Exercise: Copy out each line containing "Numéro" from the entries below.

=-=-=

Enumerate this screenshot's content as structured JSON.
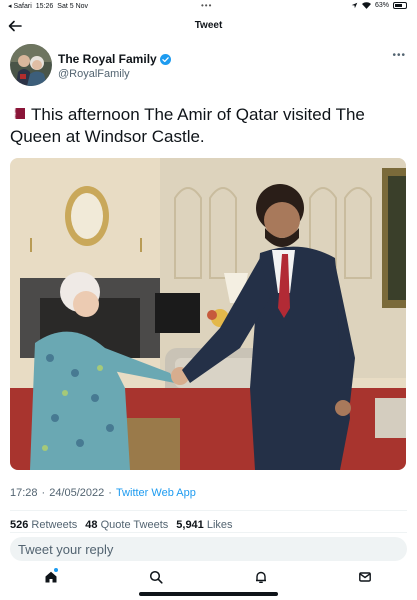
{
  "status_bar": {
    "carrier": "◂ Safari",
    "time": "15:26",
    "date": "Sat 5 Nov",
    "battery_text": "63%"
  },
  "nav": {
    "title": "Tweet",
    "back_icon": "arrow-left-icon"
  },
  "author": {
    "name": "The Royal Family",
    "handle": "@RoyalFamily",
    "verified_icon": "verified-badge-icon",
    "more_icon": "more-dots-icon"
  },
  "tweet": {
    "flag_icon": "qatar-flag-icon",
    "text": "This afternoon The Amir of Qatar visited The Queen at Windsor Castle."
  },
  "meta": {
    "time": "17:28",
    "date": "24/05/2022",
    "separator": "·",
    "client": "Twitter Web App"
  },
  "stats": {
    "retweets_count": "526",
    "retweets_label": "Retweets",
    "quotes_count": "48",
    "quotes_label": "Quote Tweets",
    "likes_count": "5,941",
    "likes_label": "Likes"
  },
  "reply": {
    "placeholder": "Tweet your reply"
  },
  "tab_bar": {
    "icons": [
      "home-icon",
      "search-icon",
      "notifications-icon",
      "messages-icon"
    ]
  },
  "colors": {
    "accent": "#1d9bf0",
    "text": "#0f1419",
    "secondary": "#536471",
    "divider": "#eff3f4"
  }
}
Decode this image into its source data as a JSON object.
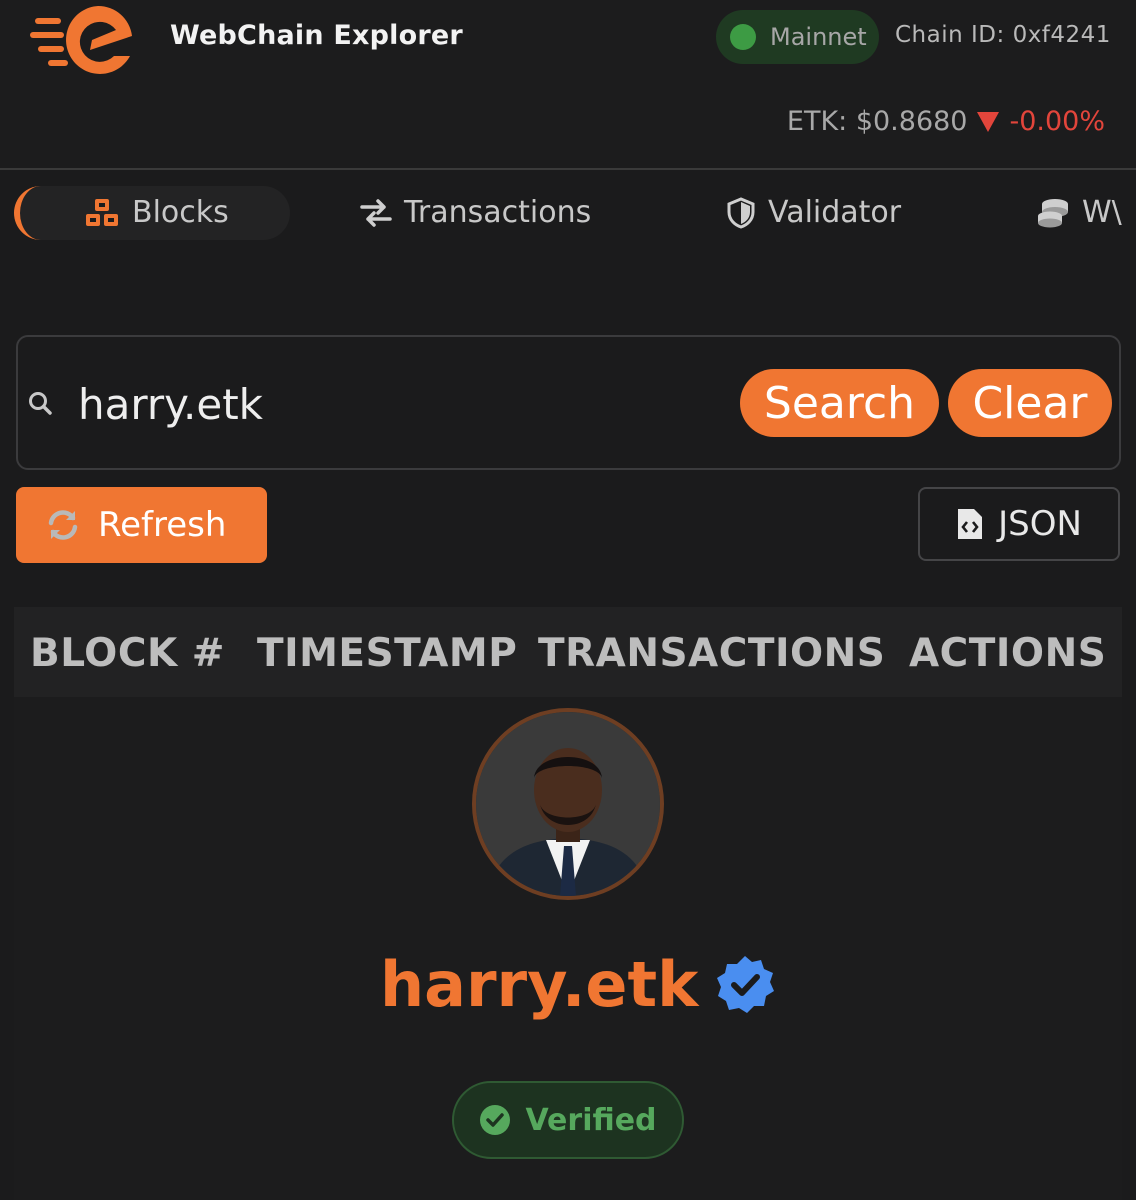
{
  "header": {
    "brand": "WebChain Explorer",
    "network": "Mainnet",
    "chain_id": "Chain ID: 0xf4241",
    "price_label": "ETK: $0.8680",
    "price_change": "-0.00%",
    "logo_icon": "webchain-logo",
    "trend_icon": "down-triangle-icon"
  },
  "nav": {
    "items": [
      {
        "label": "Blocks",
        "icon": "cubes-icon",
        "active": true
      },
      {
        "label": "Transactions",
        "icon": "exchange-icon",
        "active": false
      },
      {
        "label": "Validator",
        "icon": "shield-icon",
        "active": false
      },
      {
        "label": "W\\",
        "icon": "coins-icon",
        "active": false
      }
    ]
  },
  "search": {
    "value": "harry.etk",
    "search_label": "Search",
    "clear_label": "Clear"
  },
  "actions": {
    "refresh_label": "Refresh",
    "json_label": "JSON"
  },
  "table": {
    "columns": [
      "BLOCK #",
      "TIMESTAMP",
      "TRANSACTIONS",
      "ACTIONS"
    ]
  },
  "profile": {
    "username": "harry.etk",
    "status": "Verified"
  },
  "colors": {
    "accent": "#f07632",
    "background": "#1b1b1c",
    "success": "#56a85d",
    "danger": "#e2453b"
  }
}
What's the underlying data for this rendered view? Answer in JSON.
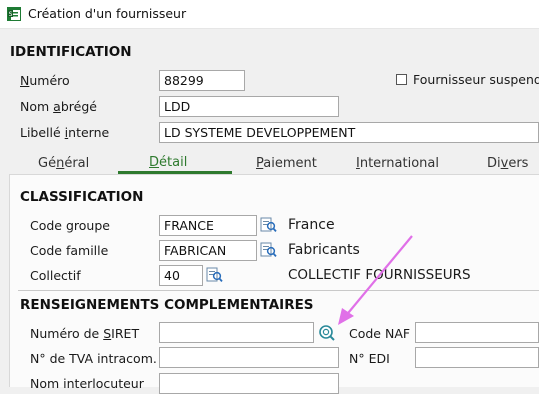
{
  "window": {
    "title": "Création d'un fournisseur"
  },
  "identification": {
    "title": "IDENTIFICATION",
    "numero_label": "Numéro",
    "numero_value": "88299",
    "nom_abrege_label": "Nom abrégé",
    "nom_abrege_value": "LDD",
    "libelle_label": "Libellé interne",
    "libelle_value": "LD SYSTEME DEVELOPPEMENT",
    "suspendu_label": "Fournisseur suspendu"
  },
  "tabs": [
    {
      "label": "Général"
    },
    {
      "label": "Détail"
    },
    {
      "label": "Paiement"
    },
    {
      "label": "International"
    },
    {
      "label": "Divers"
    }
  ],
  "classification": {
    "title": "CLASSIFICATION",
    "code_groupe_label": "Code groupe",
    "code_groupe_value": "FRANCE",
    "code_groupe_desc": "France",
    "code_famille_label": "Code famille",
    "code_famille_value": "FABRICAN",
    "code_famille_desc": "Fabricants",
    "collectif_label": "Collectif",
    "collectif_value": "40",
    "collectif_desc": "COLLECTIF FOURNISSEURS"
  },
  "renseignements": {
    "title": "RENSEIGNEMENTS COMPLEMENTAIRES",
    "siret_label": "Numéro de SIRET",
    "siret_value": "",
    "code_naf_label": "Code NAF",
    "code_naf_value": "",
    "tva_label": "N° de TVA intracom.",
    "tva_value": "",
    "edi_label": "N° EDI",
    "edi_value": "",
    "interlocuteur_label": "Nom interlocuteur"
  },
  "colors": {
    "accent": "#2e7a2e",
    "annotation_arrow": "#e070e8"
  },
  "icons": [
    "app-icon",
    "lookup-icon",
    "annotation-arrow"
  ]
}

=-=-=

Response:
    "numero_label": "Numéro",
    "siret_label": "Numéro de SIRET",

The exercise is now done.